Saved data entries
_____

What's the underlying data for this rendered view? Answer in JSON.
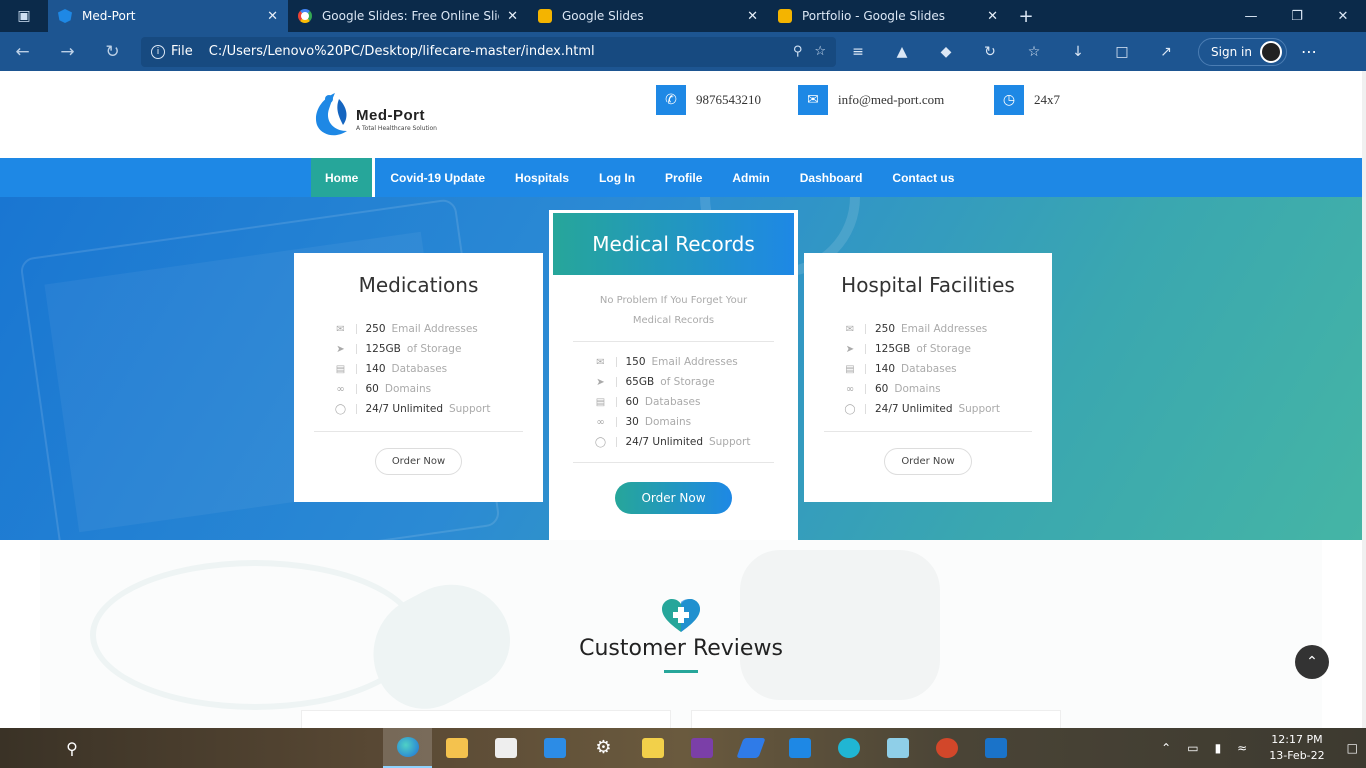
{
  "browser": {
    "tabs": [
      {
        "title": "Med-Port",
        "favicon": "med-port-favicon",
        "active": true
      },
      {
        "title": "Google Slides: Free Online Slide",
        "favicon": "google-favicon",
        "active": false
      },
      {
        "title": "Google Slides",
        "favicon": "slides-favicon",
        "active": false
      },
      {
        "title": "Portfolio - Google Slides",
        "favicon": "slides-favicon",
        "active": false
      }
    ],
    "address_scheme": "File",
    "address_url": "C:/Users/Lenovo%20PC/Desktop/lifecare-master/index.html",
    "sign_in": "Sign in"
  },
  "site": {
    "logo_name": "Med-Port",
    "logo_tagline": "A Total Healthcare Solution",
    "phone": "9876543210",
    "email": "info@med-port.com",
    "hours": "24x7",
    "accent": "#1e88e5",
    "accent2": "#26a69a"
  },
  "menu": [
    "Home",
    "Covid-19 Update",
    "Hospitals",
    "Log In",
    "Profile",
    "Admin",
    "Dashboard",
    "Contact us"
  ],
  "cards": {
    "left": {
      "title": "Medications",
      "features": [
        {
          "num": "250",
          "text": "Email Addresses"
        },
        {
          "num": "125GB",
          "text": "of Storage"
        },
        {
          "num": "140",
          "text": "Databases"
        },
        {
          "num": "60",
          "text": "Domains"
        },
        {
          "num": "24/7 Unlimited",
          "text": "Support"
        }
      ],
      "button": "Order Now"
    },
    "middle": {
      "title": "Medical Records",
      "subtitle_1": "No Problem If You Forget Your",
      "subtitle_2": "Medical Records",
      "features": [
        {
          "num": "150",
          "text": "Email Addresses"
        },
        {
          "num": "65GB",
          "text": "of Storage"
        },
        {
          "num": "60",
          "text": "Databases"
        },
        {
          "num": "30",
          "text": "Domains"
        },
        {
          "num": "24/7 Unlimited",
          "text": "Support"
        }
      ],
      "button": "Order Now"
    },
    "right": {
      "title": "Hospital Facilities",
      "features": [
        {
          "num": "250",
          "text": "Email Addresses"
        },
        {
          "num": "125GB",
          "text": "of Storage"
        },
        {
          "num": "140",
          "text": "Databases"
        },
        {
          "num": "60",
          "text": "Domains"
        },
        {
          "num": "24/7 Unlimited",
          "text": "Support"
        }
      ],
      "button": "Order Now"
    }
  },
  "reviews": {
    "title": "Customer Reviews"
  },
  "taskbar": {
    "time": "12:17 PM",
    "date": "13-Feb-22"
  }
}
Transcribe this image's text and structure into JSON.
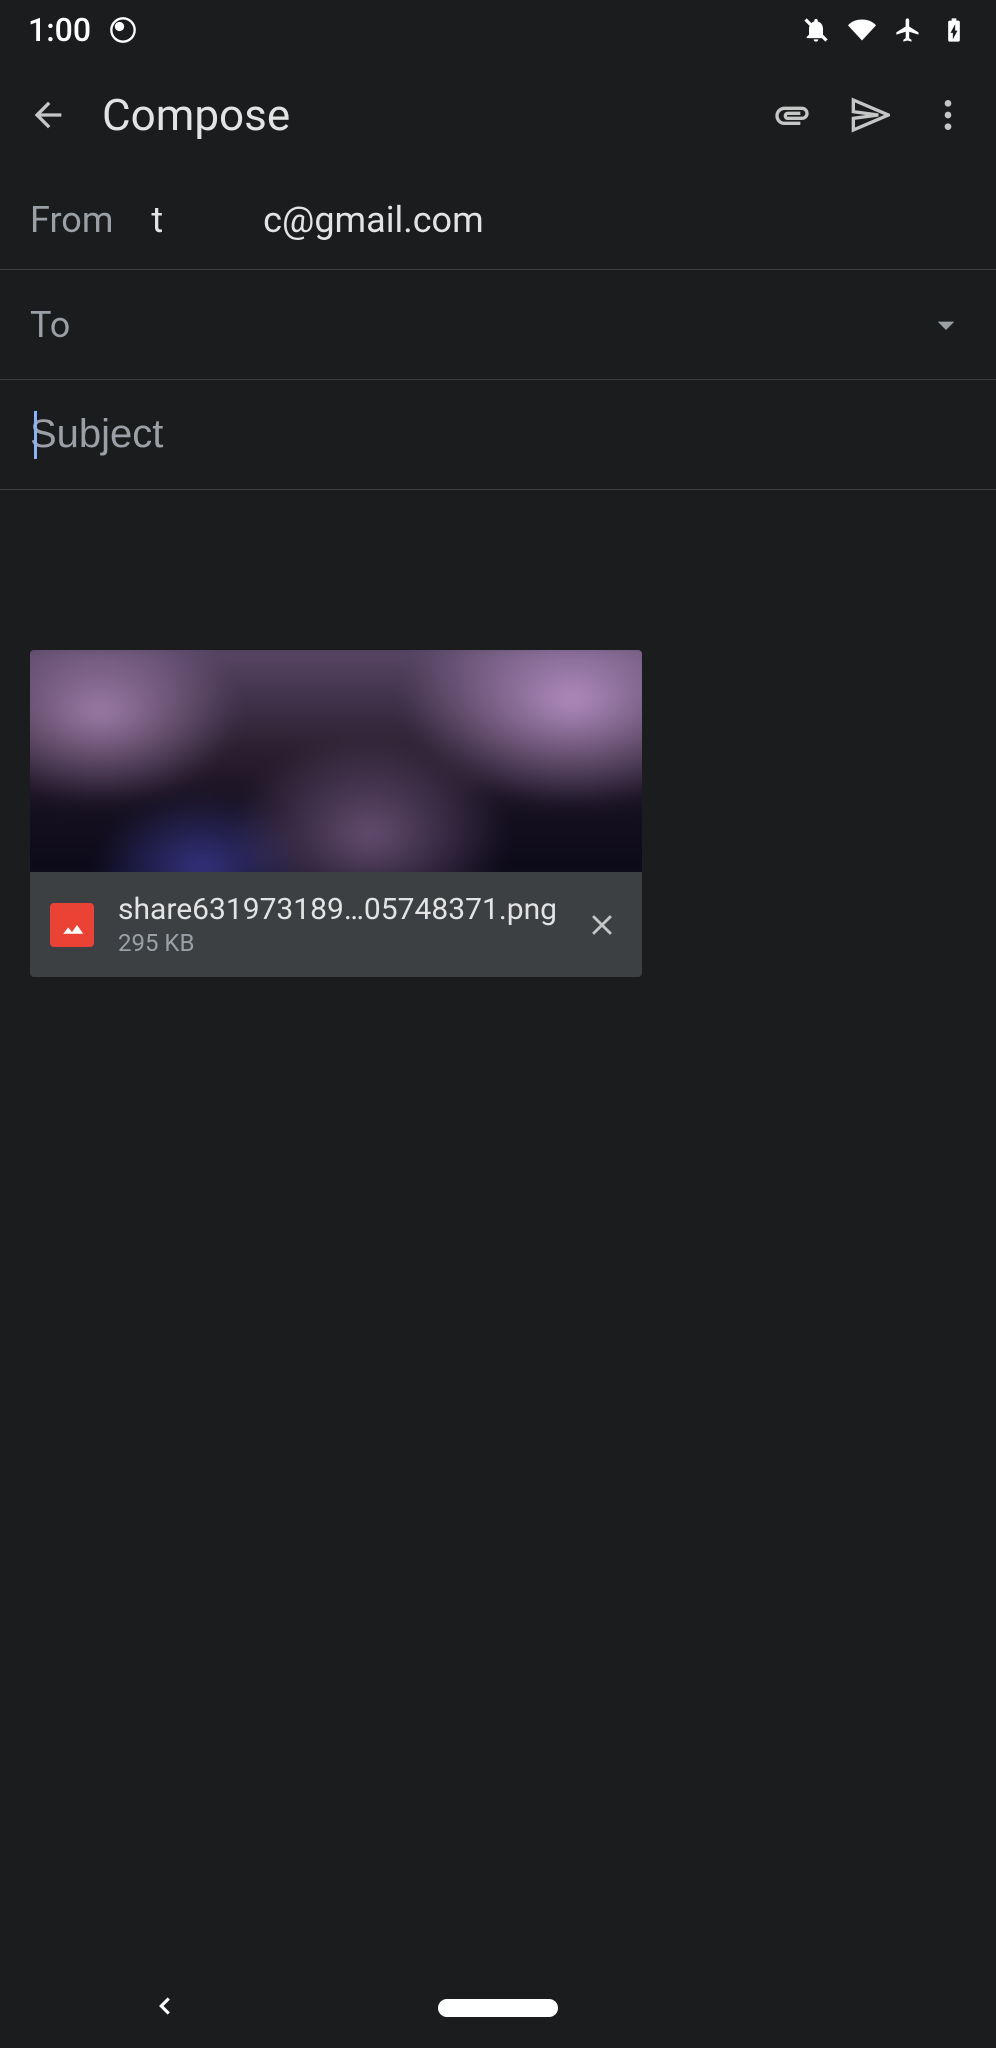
{
  "statusBar": {
    "time": "1:00"
  },
  "appBar": {
    "title": "Compose"
  },
  "from": {
    "label": "From",
    "valuePart1": "t",
    "valuePart2": "c@gmail.com"
  },
  "to": {
    "label": "To"
  },
  "subject": {
    "placeholder": "Subject"
  },
  "attachment": {
    "filename": "share631973189…05748371.png",
    "size": "295 KB"
  }
}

_____

Every line of the material is to be quoted exactly, with no pictures carried over.

What's the underlying data for this rendered view? Answer in JSON.
{
  "browser": {
    "tabs": [
      {
        "title": "Med-Port",
        "favicon": "med-port-favicon",
        "active": true
      },
      {
        "title": "Google Slides: Free Online Slide",
        "favicon": "google-favicon",
        "active": false
      },
      {
        "title": "Google Slides",
        "favicon": "slides-favicon",
        "active": false
      },
      {
        "title": "Portfolio - Google Slides",
        "favicon": "slides-favicon",
        "active": false
      }
    ],
    "address_scheme": "File",
    "address_url": "C:/Users/Lenovo%20PC/Desktop/lifecare-master/index.html",
    "sign_in": "Sign in"
  },
  "site": {
    "logo_name": "Med-Port",
    "logo_tagline": "A Total Healthcare Solution",
    "phone": "9876543210",
    "email": "info@med-port.com",
    "hours": "24x7",
    "accent": "#1e88e5",
    "accent2": "#26a69a"
  },
  "menu": [
    "Home",
    "Covid-19 Update",
    "Hospitals",
    "Log In",
    "Profile",
    "Admin",
    "Dashboard",
    "Contact us"
  ],
  "cards": {
    "left": {
      "title": "Medications",
      "features": [
        {
          "num": "250",
          "text": "Email Addresses"
        },
        {
          "num": "125GB",
          "text": "of Storage"
        },
        {
          "num": "140",
          "text": "Databases"
        },
        {
          "num": "60",
          "text": "Domains"
        },
        {
          "num": "24/7 Unlimited",
          "text": "Support"
        }
      ],
      "button": "Order Now"
    },
    "middle": {
      "title": "Medical Records",
      "subtitle_1": "No Problem If You Forget Your",
      "subtitle_2": "Medical Records",
      "features": [
        {
          "num": "150",
          "text": "Email Addresses"
        },
        {
          "num": "65GB",
          "text": "of Storage"
        },
        {
          "num": "60",
          "text": "Databases"
        },
        {
          "num": "30",
          "text": "Domains"
        },
        {
          "num": "24/7 Unlimited",
          "text": "Support"
        }
      ],
      "button": "Order Now"
    },
    "right": {
      "title": "Hospital Facilities",
      "features": [
        {
          "num": "250",
          "text": "Email Addresses"
        },
        {
          "num": "125GB",
          "text": "of Storage"
        },
        {
          "num": "140",
          "text": "Databases"
        },
        {
          "num": "60",
          "text": "Domains"
        },
        {
          "num": "24/7 Unlimited",
          "text": "Support"
        }
      ],
      "button": "Order Now"
    }
  },
  "reviews": {
    "title": "Customer Reviews"
  },
  "taskbar": {
    "time": "12:17 PM",
    "date": "13-Feb-22"
  }
}
Transcribe this image's text and structure into JSON.
{
  "statusBar": {
    "time": "1:00"
  },
  "appBar": {
    "title": "Compose"
  },
  "from": {
    "label": "From",
    "valuePart1": "t",
    "valuePart2": "c@gmail.com"
  },
  "to": {
    "label": "To"
  },
  "subject": {
    "placeholder": "Subject"
  },
  "attachment": {
    "filename": "share631973189…05748371.png",
    "size": "295 KB"
  }
}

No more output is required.